* _What the task asks_: Each entry below is to be extracted exactly.

──────────

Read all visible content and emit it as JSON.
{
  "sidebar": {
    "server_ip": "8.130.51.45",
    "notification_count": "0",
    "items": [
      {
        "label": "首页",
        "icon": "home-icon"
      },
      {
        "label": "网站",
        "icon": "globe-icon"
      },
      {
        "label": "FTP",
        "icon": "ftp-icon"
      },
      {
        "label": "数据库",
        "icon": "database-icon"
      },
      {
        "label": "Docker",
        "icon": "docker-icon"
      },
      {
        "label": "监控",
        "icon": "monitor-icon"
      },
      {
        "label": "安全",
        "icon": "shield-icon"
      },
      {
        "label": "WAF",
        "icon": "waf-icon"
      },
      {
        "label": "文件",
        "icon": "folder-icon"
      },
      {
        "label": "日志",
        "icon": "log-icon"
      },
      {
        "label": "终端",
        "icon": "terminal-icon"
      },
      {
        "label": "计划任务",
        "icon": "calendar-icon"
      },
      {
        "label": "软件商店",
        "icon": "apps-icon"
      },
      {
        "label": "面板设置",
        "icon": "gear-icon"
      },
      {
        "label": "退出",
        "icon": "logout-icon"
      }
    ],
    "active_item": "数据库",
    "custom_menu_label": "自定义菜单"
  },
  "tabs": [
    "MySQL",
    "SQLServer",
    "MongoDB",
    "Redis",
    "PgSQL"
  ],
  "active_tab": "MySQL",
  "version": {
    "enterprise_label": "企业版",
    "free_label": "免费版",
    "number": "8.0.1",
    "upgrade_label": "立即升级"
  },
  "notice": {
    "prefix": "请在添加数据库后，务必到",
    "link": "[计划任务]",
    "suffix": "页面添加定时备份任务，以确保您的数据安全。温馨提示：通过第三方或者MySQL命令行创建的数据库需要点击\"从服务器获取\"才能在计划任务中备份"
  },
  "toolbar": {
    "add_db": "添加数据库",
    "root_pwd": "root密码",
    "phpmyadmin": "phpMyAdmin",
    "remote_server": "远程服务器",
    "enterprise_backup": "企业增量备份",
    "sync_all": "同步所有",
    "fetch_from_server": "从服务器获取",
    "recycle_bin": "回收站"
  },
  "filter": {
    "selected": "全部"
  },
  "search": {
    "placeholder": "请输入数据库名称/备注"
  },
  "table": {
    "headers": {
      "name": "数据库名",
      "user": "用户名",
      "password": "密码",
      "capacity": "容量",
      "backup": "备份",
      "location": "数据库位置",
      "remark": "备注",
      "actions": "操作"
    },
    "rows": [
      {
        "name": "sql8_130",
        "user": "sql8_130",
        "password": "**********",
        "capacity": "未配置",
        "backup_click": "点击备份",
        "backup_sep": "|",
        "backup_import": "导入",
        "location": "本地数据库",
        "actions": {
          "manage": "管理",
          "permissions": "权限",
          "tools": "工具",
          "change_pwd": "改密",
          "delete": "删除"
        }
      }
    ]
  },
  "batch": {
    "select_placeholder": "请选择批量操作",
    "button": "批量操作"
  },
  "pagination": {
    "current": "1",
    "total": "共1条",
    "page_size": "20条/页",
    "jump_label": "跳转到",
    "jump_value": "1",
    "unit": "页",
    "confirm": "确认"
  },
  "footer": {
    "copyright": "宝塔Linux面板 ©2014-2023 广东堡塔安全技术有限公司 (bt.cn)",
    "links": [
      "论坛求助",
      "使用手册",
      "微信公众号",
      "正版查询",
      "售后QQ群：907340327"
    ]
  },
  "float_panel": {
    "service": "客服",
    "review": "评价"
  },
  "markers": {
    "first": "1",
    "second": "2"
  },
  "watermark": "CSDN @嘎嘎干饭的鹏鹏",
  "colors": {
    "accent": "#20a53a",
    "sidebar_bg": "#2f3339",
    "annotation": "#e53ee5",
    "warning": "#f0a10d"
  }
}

──────────

* _Task response_:
Read all visible content and emit it as JSON.
{
  "sidebar": {
    "server_ip": "8.130.51.45",
    "notification_count": "0",
    "items": [
      {
        "label": "首页",
        "icon": "home-icon"
      },
      {
        "label": "网站",
        "icon": "globe-icon"
      },
      {
        "label": "FTP",
        "icon": "ftp-icon"
      },
      {
        "label": "数据库",
        "icon": "database-icon"
      },
      {
        "label": "Docker",
        "icon": "docker-icon"
      },
      {
        "label": "监控",
        "icon": "monitor-icon"
      },
      {
        "label": "安全",
        "icon": "shield-icon"
      },
      {
        "label": "WAF",
        "icon": "waf-icon"
      },
      {
        "label": "文件",
        "icon": "folder-icon"
      },
      {
        "label": "日志",
        "icon": "log-icon"
      },
      {
        "label": "终端",
        "icon": "terminal-icon"
      },
      {
        "label": "计划任务",
        "icon": "calendar-icon"
      },
      {
        "label": "软件商店",
        "icon": "apps-icon"
      },
      {
        "label": "面板设置",
        "icon": "gear-icon"
      },
      {
        "label": "退出",
        "icon": "logout-icon"
      }
    ],
    "active_item": "数据库",
    "custom_menu_label": "自定义菜单"
  },
  "tabs": [
    "MySQL",
    "SQLServer",
    "MongoDB",
    "Redis",
    "PgSQL"
  ],
  "active_tab": "MySQL",
  "version": {
    "enterprise_label": "企业版",
    "free_label": "免费版",
    "number": "8.0.1",
    "upgrade_label": "立即升级"
  },
  "notice": {
    "prefix": "请在添加数据库后，务必到",
    "link": "[计划任务]",
    "suffix": "页面添加定时备份任务，以确保您的数据安全。温馨提示：通过第三方或者MySQL命令行创建的数据库需要点击\"从服务器获取\"才能在计划任务中备份"
  },
  "toolbar": {
    "add_db": "添加数据库",
    "root_pwd": "root密码",
    "phpmyadmin": "phpMyAdmin",
    "remote_server": "远程服务器",
    "enterprise_backup": "企业增量备份",
    "sync_all": "同步所有",
    "fetch_from_server": "从服务器获取",
    "recycle_bin": "回收站"
  },
  "filter": {
    "selected": "全部"
  },
  "search": {
    "placeholder": "请输入数据库名称/备注"
  },
  "table": {
    "headers": {
      "name": "数据库名",
      "user": "用户名",
      "password": "密码",
      "capacity": "容量",
      "backup": "备份",
      "location": "数据库位置",
      "remark": "备注",
      "actions": "操作"
    },
    "rows": [
      {
        "name": "sql8_130",
        "user": "sql8_130",
        "password": "**********",
        "capacity": "未配置",
        "backup_click": "点击备份",
        "backup_sep": "|",
        "backup_import": "导入",
        "location": "本地数据库",
        "actions": {
          "manage": "管理",
          "permissions": "权限",
          "tools": "工具",
          "change_pwd": "改密",
          "delete": "删除"
        }
      }
    ]
  },
  "batch": {
    "select_placeholder": "请选择批量操作",
    "button": "批量操作"
  },
  "pagination": {
    "current": "1",
    "total": "共1条",
    "page_size": "20条/页",
    "jump_label": "跳转到",
    "jump_value": "1",
    "unit": "页",
    "confirm": "确认"
  },
  "footer": {
    "copyright": "宝塔Linux面板 ©2014-2023 广东堡塔安全技术有限公司 (bt.cn)",
    "links": [
      "论坛求助",
      "使用手册",
      "微信公众号",
      "正版查询",
      "售后QQ群：907340327"
    ]
  },
  "float_panel": {
    "service": "客服",
    "review": "评价"
  },
  "markers": {
    "first": "1",
    "second": "2"
  },
  "watermark": "CSDN @嘎嘎干饭的鹏鹏",
  "colors": {
    "accent": "#20a53a",
    "sidebar_bg": "#2f3339",
    "annotation": "#e53ee5",
    "warning": "#f0a10d"
  }
}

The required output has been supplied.